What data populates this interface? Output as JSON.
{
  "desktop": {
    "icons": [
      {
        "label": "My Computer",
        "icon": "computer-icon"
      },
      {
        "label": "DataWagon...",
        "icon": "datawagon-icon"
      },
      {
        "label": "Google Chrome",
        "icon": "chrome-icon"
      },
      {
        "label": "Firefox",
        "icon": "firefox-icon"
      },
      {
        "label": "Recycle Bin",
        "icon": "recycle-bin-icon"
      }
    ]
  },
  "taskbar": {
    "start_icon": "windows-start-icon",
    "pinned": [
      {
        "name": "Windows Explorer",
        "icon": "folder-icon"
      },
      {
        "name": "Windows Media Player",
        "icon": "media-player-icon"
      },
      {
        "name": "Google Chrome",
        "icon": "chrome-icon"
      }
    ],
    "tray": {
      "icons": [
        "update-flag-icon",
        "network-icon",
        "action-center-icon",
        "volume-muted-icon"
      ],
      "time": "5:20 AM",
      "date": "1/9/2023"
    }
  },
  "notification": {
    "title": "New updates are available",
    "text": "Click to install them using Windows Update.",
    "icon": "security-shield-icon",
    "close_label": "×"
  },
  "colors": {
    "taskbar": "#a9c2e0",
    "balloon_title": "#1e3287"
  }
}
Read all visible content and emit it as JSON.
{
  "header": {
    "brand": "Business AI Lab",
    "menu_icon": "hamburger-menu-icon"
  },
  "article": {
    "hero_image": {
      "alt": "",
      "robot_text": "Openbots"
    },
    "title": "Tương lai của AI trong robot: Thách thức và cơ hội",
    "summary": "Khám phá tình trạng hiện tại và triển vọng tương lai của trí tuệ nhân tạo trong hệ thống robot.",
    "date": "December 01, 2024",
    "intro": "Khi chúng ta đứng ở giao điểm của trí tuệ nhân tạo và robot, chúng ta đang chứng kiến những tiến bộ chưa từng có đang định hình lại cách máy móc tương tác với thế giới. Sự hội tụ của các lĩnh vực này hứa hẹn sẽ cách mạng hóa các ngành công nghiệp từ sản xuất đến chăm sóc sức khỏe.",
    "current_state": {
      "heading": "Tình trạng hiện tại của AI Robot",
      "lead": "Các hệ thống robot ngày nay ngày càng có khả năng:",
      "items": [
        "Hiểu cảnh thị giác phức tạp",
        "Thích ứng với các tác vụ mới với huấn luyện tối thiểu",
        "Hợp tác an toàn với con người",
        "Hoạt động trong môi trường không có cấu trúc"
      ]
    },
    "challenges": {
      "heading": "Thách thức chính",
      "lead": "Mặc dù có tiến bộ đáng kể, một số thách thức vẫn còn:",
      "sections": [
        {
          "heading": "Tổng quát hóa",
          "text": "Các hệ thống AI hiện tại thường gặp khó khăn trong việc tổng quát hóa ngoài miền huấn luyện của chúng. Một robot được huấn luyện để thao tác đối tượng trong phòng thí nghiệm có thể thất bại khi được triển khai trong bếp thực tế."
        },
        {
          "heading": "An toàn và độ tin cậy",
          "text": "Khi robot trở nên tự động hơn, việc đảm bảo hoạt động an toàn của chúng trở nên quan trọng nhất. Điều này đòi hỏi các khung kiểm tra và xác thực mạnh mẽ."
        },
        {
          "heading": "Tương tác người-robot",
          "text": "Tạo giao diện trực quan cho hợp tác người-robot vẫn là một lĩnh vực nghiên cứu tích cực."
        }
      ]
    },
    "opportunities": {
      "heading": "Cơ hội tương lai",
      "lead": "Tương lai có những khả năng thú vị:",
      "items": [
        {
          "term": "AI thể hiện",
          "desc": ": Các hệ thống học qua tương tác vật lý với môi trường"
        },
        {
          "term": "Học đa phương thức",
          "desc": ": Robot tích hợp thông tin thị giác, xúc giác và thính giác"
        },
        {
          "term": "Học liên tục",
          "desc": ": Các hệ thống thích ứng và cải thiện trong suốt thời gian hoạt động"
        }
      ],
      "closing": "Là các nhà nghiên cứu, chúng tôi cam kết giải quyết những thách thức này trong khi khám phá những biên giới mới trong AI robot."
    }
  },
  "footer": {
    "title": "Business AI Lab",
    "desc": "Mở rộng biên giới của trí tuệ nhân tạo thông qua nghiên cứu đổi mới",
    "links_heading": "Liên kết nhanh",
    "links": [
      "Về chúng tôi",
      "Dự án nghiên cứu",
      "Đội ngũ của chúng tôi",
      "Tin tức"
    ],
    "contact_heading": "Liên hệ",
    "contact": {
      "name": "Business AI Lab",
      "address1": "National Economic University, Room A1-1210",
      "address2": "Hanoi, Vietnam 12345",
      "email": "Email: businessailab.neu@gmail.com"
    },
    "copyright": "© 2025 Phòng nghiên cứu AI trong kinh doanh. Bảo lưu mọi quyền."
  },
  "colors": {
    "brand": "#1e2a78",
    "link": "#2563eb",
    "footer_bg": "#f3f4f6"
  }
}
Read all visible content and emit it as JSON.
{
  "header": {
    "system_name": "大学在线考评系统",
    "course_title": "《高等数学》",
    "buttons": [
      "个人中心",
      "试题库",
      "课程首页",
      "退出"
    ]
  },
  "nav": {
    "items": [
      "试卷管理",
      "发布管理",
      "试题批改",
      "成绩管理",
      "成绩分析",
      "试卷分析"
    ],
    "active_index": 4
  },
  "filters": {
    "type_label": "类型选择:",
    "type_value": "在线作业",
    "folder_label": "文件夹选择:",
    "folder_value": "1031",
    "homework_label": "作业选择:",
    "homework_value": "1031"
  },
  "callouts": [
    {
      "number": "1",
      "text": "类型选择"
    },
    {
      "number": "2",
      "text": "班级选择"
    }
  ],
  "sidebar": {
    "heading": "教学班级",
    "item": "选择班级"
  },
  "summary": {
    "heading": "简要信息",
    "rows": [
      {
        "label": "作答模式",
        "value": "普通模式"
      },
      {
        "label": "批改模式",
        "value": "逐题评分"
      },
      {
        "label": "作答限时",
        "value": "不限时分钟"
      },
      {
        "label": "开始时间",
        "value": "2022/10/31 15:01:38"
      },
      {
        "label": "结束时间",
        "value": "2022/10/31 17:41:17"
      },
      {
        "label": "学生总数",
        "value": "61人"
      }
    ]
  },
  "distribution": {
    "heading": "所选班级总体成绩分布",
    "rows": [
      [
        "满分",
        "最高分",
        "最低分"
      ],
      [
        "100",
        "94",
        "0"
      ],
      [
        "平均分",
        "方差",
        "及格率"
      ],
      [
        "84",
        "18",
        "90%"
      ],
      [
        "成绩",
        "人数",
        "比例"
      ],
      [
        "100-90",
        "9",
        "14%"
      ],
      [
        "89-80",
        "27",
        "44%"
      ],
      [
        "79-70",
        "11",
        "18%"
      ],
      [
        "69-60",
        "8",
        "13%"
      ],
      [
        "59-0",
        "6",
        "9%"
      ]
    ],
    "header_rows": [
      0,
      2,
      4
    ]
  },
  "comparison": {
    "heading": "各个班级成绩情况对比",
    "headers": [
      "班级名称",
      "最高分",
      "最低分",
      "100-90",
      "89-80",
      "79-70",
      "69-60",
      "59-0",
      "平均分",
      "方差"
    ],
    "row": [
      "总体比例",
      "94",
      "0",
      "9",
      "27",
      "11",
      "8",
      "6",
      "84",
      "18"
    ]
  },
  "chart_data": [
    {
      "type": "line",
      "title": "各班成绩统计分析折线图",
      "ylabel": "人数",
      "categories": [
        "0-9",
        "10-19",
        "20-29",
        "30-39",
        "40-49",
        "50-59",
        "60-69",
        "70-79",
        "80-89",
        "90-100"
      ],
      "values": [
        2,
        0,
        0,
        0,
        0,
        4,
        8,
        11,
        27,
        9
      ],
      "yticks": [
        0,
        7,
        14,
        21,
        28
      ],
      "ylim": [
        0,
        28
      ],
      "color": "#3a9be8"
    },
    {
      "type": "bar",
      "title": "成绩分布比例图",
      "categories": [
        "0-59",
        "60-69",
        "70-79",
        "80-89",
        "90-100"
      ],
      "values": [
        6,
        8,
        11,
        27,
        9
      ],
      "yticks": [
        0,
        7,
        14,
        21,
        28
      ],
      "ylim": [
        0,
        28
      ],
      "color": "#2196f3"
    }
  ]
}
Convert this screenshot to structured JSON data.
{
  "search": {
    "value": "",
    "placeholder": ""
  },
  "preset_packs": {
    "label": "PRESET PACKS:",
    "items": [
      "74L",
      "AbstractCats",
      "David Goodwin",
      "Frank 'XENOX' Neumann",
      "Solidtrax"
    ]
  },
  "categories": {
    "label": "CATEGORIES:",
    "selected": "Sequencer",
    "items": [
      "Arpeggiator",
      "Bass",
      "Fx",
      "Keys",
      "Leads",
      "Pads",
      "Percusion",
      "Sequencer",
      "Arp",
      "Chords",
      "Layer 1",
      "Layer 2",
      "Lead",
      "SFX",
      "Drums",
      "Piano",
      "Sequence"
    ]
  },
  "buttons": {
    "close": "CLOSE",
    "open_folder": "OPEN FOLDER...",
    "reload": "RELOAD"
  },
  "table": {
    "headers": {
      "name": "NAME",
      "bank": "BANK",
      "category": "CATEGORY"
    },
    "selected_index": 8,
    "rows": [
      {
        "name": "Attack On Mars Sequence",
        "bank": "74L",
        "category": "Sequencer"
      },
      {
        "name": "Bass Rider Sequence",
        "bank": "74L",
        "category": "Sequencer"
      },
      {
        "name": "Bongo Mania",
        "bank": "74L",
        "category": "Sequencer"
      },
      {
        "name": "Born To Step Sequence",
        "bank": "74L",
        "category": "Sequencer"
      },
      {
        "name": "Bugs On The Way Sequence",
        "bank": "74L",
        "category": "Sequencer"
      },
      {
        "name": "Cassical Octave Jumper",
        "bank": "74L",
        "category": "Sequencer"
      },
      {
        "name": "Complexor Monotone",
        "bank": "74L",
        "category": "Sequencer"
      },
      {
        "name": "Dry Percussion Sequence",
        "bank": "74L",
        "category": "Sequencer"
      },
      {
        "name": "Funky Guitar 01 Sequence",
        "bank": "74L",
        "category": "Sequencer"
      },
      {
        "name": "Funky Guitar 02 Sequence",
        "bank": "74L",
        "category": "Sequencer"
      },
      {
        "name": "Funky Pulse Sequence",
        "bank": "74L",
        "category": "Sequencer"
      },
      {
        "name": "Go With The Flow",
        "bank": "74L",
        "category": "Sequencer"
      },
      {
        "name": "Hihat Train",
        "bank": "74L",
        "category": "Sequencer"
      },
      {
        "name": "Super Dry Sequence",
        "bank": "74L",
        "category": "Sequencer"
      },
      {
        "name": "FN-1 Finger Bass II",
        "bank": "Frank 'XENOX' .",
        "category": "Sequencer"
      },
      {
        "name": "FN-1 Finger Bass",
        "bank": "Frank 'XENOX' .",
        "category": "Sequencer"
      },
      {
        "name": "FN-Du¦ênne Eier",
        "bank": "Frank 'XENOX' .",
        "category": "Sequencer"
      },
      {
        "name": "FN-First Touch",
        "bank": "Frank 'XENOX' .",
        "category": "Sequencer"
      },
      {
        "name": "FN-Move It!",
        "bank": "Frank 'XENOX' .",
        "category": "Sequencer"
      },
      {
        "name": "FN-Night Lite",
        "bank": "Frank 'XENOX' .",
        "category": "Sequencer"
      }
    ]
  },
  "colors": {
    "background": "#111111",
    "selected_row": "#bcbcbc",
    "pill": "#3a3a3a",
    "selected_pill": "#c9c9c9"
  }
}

**Task instructions:**
Search the data above for the string "Guitar" and return every line that has it.

**Complete answer:**
        "name": "Funky Guitar 01 Sequence",
        "name": "Funky Guitar 02 Sequence",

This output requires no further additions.